::: Extracted material :::

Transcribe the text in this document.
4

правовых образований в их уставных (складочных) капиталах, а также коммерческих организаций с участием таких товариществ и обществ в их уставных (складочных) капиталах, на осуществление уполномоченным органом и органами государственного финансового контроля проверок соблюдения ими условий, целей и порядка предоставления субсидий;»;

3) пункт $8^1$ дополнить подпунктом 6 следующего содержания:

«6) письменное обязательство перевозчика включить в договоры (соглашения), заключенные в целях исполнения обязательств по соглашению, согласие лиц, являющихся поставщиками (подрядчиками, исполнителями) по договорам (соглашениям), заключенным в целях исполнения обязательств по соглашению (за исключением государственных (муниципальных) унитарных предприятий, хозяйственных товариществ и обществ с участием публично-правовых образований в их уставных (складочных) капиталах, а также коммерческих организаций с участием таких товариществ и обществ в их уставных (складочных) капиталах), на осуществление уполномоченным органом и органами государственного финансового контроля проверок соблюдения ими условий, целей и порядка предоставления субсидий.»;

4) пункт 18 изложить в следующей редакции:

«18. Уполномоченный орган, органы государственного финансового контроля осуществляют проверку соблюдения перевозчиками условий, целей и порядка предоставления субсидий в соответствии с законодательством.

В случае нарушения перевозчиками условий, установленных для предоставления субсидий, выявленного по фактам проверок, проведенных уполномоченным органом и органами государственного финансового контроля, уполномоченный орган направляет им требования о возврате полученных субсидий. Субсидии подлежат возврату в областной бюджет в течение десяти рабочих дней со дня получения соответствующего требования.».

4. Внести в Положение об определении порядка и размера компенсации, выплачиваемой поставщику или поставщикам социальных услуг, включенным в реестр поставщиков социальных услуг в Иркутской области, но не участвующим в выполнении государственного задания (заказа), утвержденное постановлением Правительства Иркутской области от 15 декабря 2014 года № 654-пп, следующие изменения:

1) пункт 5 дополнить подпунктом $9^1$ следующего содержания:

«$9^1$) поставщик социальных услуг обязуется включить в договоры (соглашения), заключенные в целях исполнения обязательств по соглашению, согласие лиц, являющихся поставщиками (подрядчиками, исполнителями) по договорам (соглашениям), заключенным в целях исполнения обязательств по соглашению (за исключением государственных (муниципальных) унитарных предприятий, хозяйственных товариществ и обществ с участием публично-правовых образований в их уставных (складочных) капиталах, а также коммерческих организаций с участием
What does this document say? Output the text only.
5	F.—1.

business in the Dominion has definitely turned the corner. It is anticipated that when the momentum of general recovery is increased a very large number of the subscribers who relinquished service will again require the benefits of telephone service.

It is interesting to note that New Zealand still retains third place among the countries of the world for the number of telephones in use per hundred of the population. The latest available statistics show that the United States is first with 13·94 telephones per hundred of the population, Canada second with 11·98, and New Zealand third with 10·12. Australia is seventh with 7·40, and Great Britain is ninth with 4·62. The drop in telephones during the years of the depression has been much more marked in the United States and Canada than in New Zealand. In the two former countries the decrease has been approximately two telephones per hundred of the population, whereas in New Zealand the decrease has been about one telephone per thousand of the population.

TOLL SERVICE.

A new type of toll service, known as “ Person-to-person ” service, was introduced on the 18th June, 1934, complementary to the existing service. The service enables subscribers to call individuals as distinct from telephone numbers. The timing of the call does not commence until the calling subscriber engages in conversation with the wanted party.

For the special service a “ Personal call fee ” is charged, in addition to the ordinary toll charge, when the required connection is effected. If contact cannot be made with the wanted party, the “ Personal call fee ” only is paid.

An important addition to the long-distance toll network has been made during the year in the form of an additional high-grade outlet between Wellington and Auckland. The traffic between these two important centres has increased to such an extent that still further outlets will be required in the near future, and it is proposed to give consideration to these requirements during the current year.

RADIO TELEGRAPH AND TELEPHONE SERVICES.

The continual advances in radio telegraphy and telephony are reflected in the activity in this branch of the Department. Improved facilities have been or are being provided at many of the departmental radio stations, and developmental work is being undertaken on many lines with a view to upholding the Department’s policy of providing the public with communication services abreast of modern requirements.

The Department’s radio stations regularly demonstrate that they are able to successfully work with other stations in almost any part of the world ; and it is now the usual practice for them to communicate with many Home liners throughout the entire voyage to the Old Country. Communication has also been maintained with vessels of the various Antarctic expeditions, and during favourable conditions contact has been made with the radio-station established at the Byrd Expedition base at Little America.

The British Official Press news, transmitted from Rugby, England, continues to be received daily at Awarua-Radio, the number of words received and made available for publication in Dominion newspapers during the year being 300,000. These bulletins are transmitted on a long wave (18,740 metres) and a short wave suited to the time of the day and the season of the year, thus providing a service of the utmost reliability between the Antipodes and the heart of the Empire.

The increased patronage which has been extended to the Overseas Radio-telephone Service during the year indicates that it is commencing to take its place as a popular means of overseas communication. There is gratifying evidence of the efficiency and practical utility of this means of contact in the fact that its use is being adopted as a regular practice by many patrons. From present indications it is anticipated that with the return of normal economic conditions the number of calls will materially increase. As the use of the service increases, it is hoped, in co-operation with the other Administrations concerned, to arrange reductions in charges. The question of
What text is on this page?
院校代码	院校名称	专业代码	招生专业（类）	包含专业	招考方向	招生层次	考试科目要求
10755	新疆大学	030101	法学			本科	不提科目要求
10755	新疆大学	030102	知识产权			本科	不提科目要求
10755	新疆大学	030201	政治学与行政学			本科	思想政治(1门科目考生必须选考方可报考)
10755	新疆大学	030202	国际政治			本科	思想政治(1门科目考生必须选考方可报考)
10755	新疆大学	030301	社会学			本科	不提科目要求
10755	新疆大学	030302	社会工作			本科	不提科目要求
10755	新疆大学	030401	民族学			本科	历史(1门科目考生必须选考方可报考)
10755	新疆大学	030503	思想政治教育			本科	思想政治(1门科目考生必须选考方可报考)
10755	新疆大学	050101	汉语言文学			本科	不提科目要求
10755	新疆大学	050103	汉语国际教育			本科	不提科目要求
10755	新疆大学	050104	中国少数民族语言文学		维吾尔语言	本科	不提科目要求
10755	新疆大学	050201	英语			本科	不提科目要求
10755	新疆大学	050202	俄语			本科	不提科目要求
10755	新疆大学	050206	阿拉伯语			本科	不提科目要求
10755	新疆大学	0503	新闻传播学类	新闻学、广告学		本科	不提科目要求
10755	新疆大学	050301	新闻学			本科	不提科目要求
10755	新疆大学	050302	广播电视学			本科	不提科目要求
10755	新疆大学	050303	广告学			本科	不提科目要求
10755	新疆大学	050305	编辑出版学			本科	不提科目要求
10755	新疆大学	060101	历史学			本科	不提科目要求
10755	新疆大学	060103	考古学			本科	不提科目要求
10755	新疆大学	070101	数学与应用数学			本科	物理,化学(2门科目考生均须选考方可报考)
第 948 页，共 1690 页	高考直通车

:::

> **Your instructions**
All of the records must be repeated exactly.

> **Written reply**
Transcribe the text in this document.
4

правовых образований в их уставных (складочных) капиталах, а также коммерческих организаций с участием таких товариществ и обществ в их уставных (складочных) капиталах, на осуществление уполномоченным органом и органами государственного финансового контроля проверок соблюдения ими условий, целей и порядка предоставления субсидий;»;

3) пункт $8^1$ дополнить подпунктом 6 следующего содержания:

«6) письменное обязательство перевозчика включить в договоры (соглашения), заключенные в целях исполнения обязательств по соглашению, согласие лиц, являющихся поставщиками (подрядчиками, исполнителями) по договорам (соглашениям), заключенным в целях исполнения обязательств по соглашению (за исключением государственных (муниципальных) унитарных предприятий, хозяйственных товариществ и обществ с участием публично-правовых образований в их уставных (складочных) капиталах, а также коммерческих организаций с участием таких товариществ и обществ в их уставных (складочных) капиталах), на осуществление уполномоченным органом и органами государственного финансового контроля проверок соблюдения ими условий, целей и порядка предоставления субсидий.»;

4) пункт 18 изложить в следующей редакции:

«18. Уполномоченный орган, органы государственного финансового контроля осуществляют проверку соблюдения перевозчиками условий, целей и порядка предоставления субсидий в соответствии с законодательством.

В случае нарушения перевозчиками условий, установленных для предоставления субсидий, выявленного по фактам проверок, проведенных уполномоченным органом и органами государственного финансового контроля, уполномоченный орган направляет им требования о возврате полученных субсидий. Субсидии подлежат возврату в областной бюджет в течение десяти рабочих дней со дня получения соответствующего требования.».

4. Внести в Положение об определении порядка и размера компенсации, выплачиваемой поставщику или поставщикам социальных услуг, включенным в реестр поставщиков социальных услуг в Иркутской области, но не участвующим в выполнении государственного задания (заказа), утвержденное постановлением Правительства Иркутской области от 15 декабря 2014 года № 654-пп, следующие изменения:

1) пункт 5 дополнить подпунктом $9^1$ следующего содержания:

«$9^1$) поставщик социальных услуг обязуется включить в договоры (соглашения), заключенные в целях исполнения обязательств по соглашению, согласие лиц, являющихся поставщиками (подрядчиками, исполнителями) по договорам (соглашениям), заключенным в целях исполнения обязательств по соглашению (за исключением государственных (муниципальных) унитарных предприятий, хозяйственных товариществ и обществ с участием публично-правовых образований в их уставных (складочных) капиталах, а также коммерческих организаций с участием
What does this document say? Output the text only.
5	F.—1.

business in the Dominion has definitely turned the corner. It is anticipated that when the momentum of general recovery is increased a very large number of the subscribers who relinquished service will again require the benefits of telephone service.

It is interesting to note that New Zealand still retains third place among the countries of the world for the number of telephones in use per hundred of the population. The latest available statistics show that the United States is first with 13·94 telephones per hundred of the population, Canada second with 11·98, and New Zealand third with 10·12. Australia is seventh with 7·40, and Great Britain is ninth with 4·62. The drop in telephones during the years of the depression has been much more marked in the United States and Canada than in New Zealand. In the two former countries the decrease has been approximately two telephones per hundred of the population, whereas in New Zealand the decrease has been about one telephone per thousand of the population.

TOLL SERVICE.

A new type of toll service, known as “ Person-to-person ” service, was introduced on the 18th June, 1934, complementary to the existing service. The service enables subscribers to call individuals as distinct from telephone numbers. The timing of the call does not commence until the calling subscriber engages in conversation with the wanted party.

For the special service a “ Personal call fee ” is charged, in addition to the ordinary toll charge, when the required connection is effected. If contact cannot be made with the wanted party, the “ Personal call fee ” only is paid.

An important addition to the long-distance toll network has been made during the year in the form of an additional high-grade outlet between Wellington and Auckland. The traffic between these two important centres has increased to such an extent that still further outlets will be required in the near future, and it is proposed to give consideration to these requirements during the current year.

RADIO TELEGRAPH AND TELEPHONE SERVICES.

The continual advances in radio telegraphy and telephony are reflected in the activity in this branch of the Department. Improved facilities have been or are being provided at many of the departmental radio stations, and developmental work is being undertaken on many lines with a view to upholding the Department’s policy of providing the public with communication services abreast of modern requirements.

The Department’s radio stations regularly demonstrate that they are able to successfully work with other stations in almost any part of the world ; and it is now the usual practice for them to communicate with many Home liners throughout the entire voyage to the Old Country. Communication has also been maintained with vessels of the various Antarctic expeditions, and during favourable conditions contact has been made with the radio-station established at the Byrd Expedition base at Little America.

The British Official Press news, transmitted from Rugby, England, continues to be received daily at Awarua-Radio, the number of words received and made available for publication in Dominion newspapers during the year being 300,000. These bulletins are transmitted on a long wave (18,740 metres) and a short wave suited to the time of the day and the season of the year, thus providing a service of the utmost reliability between the Antipodes and the heart of the Empire.

The increased patronage which has been extended to the Overseas Radio-telephone Service during the year indicates that it is commencing to take its place as a popular means of overseas communication. There is gratifying evidence of the efficiency and practical utility of this means of contact in the fact that its use is being adopted as a regular practice by many patrons. From present indications it is anticipated that with the return of normal economic conditions the number of calls will materially increase. As the use of the service increases, it is hoped, in co-operation with the other Administrations concerned, to arrange reductions in charges. The question of
What text is on this page?
院校代码	院校名称	专业代码	招生专业（类）	包含专业	招考方向	招生层次	考试科目要求
10755	新疆大学	030101	法学			本科	不提科目要求
10755	新疆大学	030102	知识产权			本科	不提科目要求
10755	新疆大学	030201	政治学与行政学			本科	思想政治(1门科目考生必须选考方可报考)
10755	新疆大学	030202	国际政治			本科	思想政治(1门科目考生必须选考方可报考)
10755	新疆大学	030301	社会学			本科	不提科目要求
10755	新疆大学	030302	社会工作			本科	不提科目要求
10755	新疆大学	030401	民族学			本科	历史(1门科目考生必须选考方可报考)
10755	新疆大学	030503	思想政治教育			本科	思想政治(1门科目考生必须选考方可报考)
10755	新疆大学	050101	汉语言文学			本科	不提科目要求
10755	新疆大学	050103	汉语国际教育			本科	不提科目要求
10755	新疆大学	050104	中国少数民族语言文学		维吾尔语言	本科	不提科目要求
10755	新疆大学	050201	英语			本科	不提科目要求
10755	新疆大学	050202	俄语			本科	不提科目要求
10755	新疆大学	050206	阿拉伯语			本科	不提科目要求
10755	新疆大学	0503	新闻传播学类	新闻学、广告学		本科	不提科目要求
10755	新疆大学	050301	新闻学			本科	不提科目要求
10755	新疆大学	050302	广播电视学			本科	不提科目要求
10755	新疆大学	050303	广告学			本科	不提科目要求
10755	新疆大学	050305	编辑出版学			本科	不提科目要求
10755	新疆大学	060101	历史学			本科	不提科目要求
10755	新疆大学	060103	考古学			本科	不提科目要求
10755	新疆大学	070101	数学与应用数学			本科	物理,化学(2门科目考生均须选考方可报考)
第 948 页，共 1690 页	高考直通车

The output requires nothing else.